● **EXTRAIT À LIRE**:
------------

Par Manuella Yapi
Le chef du canton couvrant la zone nord du département de Tabou au Sud-ouest ivoirien, Douai Ouellé, soutient que parmi les quatre assaillants tués lors de l’attaque armée dans la sous-préfecture de Olodio mercredi, figurent de jeunes villageois qui ont été « présentés comme des rebelles », dans une interview accordée à Alerte info/Connectionivoirienne.net
Des positions de l’armée ont été attaquées mercredi à Olodio, faisant sept morts du côté des soldats ivoiriens. Que savez-vous sur ce qui s’est passé?
On ne sait pas, les assaillants sont arrivés nuitamment. Samedi (28 novembre) des assaillants sont allés dans un campement qu’on appelle Topkapleu, à près de 10 km, et après ils sont allés dans le village de Daniplou. Ce village nous a saisis pour nous dire que des hommes puissamment armés sont venus la nuit et ont volé des animaux. Donc il y avait un danger qui planait. Les militaires ont interrogé des habitants de Topkapleu. Ils ont été écoutés, donc je pense que les forces étaient prévenues.

------------

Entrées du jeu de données

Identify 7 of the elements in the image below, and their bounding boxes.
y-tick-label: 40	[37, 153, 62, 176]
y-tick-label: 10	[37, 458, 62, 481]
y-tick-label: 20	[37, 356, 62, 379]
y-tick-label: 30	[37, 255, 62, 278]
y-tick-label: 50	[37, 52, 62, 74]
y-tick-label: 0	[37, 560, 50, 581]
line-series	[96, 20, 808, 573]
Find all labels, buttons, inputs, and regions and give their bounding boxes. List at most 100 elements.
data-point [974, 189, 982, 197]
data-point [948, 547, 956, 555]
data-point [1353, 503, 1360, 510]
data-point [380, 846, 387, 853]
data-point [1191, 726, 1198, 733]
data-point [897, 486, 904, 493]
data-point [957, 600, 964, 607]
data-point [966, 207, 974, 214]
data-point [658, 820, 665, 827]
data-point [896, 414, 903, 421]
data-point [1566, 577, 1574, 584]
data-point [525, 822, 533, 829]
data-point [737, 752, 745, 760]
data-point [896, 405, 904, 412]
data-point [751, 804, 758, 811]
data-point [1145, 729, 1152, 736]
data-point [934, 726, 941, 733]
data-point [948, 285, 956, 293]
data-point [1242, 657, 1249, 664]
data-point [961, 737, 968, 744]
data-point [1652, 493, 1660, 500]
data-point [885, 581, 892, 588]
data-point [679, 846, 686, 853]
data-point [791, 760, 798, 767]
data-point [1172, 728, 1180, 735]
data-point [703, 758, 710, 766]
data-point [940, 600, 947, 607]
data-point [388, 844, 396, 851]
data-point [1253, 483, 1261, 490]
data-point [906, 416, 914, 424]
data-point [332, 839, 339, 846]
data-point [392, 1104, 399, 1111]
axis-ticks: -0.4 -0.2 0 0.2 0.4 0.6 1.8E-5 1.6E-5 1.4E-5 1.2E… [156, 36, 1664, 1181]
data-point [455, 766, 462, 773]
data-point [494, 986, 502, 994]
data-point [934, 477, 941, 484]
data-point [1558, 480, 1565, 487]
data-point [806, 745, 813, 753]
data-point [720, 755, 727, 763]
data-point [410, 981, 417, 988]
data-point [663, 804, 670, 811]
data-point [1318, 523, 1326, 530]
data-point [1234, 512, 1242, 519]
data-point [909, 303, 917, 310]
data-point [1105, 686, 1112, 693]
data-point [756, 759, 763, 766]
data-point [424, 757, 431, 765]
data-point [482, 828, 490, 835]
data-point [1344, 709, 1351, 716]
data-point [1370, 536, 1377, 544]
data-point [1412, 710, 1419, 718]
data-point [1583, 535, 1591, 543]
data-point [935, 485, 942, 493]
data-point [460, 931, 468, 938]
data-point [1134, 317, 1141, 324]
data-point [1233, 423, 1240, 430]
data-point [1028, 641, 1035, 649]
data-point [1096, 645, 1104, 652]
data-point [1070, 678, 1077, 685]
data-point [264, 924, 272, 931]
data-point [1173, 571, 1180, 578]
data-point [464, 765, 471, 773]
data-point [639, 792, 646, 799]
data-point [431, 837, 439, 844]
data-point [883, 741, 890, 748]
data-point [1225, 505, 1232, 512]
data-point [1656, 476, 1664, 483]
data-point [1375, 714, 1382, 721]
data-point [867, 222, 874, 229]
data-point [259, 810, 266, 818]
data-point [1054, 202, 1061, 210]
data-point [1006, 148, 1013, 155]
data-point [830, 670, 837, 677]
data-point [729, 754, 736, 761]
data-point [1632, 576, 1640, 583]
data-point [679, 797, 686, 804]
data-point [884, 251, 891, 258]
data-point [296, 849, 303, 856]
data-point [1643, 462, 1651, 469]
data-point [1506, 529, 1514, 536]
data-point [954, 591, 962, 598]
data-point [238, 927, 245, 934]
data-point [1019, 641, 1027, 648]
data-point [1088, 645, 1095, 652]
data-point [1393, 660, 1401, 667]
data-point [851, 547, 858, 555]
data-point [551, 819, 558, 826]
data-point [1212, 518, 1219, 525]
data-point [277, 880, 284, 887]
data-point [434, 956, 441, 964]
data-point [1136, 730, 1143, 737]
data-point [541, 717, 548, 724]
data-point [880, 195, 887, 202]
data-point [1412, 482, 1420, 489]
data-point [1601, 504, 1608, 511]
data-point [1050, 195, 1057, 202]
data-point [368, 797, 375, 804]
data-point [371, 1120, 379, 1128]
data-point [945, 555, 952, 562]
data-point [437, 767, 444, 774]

------------

● **VOS TÂCHES**:
1. Recopiez fidèlement le passage de l'entretien sur l'attaque d'Olodio qui va de « Par Manuella Yapi » jusqu'à « qui s’est passé? ».
2. D'après l'entretien sur l'attaque d'Olodio, qu'ont volé les hommes armés venus la nuit dans le village de Daniplou ?

● **CORRIGÉS**:
1.
Par Manuella Yapi
Le chef du canton couvrant la zone nord du département de Tabou au Sud-ouest ivoirien, Douai Ouellé, soutient que parmi les quatre assaillants tués lors de l’attaque armée dans la sous-préfecture de Olodio mercredi, figurent de jeunes villageois qui ont été « présentés comme des rebelles », dans une interview accordée à Alerte info/Connectionivoirienne.net
Des positions de l’armée ont été attaquées mercredi à Olodio, faisant sept morts du côté des soldats ivoiriens. Que savez-vous sur ce qui s’est passé?

2. Des animaux.